** start LISTED ENTRIES **

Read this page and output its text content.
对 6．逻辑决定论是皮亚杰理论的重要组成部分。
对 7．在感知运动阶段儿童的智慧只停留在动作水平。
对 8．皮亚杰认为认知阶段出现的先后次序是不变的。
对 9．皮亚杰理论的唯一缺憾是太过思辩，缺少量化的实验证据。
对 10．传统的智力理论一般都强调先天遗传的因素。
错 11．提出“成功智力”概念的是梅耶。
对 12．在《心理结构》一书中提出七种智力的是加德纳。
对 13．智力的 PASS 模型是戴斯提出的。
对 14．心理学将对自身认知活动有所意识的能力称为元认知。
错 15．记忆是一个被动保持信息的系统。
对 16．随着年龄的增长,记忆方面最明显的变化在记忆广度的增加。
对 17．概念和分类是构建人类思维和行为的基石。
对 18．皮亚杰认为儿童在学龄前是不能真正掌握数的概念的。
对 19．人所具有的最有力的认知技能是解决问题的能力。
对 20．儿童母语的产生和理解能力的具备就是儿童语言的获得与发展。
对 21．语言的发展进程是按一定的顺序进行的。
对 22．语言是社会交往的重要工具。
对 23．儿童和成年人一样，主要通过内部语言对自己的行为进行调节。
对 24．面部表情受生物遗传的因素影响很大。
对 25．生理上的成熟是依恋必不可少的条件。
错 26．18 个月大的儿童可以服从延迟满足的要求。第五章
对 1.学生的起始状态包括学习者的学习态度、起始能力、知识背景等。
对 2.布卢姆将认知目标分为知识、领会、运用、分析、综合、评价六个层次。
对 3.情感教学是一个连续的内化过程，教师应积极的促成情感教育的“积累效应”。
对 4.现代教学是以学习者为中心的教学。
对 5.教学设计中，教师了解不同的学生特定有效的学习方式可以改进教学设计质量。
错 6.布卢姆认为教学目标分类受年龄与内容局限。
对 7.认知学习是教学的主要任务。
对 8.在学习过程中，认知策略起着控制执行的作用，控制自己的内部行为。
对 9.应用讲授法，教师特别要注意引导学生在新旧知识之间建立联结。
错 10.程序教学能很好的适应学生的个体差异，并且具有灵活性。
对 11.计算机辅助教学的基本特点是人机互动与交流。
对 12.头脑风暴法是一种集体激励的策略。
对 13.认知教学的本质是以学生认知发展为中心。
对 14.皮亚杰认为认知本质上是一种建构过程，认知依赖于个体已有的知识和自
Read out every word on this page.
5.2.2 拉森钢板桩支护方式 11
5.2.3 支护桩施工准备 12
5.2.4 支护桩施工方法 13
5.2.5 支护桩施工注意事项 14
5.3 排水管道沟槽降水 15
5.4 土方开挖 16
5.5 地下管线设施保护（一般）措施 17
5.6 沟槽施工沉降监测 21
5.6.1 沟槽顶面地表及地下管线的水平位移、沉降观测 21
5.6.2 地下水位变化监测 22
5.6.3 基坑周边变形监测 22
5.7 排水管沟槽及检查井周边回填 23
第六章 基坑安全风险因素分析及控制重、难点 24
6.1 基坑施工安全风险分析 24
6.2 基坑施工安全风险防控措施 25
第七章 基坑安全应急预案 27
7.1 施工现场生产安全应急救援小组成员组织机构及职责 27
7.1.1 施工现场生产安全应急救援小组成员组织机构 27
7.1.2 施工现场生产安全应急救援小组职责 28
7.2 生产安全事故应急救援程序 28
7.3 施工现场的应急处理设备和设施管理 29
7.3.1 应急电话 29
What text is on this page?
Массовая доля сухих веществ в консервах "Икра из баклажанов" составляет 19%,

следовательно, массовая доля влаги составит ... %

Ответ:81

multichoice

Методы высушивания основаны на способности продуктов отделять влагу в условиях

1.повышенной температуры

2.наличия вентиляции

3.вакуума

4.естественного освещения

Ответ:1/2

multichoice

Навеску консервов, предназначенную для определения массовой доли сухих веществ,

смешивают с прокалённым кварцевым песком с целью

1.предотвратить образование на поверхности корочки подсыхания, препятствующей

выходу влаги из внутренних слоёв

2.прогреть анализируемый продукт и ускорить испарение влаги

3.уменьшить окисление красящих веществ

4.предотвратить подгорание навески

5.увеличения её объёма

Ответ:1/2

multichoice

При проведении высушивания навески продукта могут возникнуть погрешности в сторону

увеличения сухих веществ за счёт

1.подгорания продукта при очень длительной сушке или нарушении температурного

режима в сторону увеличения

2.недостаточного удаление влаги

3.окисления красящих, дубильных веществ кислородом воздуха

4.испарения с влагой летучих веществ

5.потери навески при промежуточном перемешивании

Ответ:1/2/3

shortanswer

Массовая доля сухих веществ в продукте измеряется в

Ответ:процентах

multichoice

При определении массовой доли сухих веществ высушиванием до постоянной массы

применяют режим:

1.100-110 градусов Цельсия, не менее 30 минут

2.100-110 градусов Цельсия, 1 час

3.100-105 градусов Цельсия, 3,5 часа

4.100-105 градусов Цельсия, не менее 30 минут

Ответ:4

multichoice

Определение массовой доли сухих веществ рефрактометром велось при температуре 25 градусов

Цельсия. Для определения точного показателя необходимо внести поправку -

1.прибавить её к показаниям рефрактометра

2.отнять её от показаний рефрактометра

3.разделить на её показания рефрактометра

** end LISTED ENTRIES **

#### TO BE DONE
Identify lines with the string "предотвратить". Copy each one.

#### ANSWER TO THE EXERCISE
1.предотвратить образование на поверхности корочки подсыхания, препятствующей
4.предотвратить подгорание навески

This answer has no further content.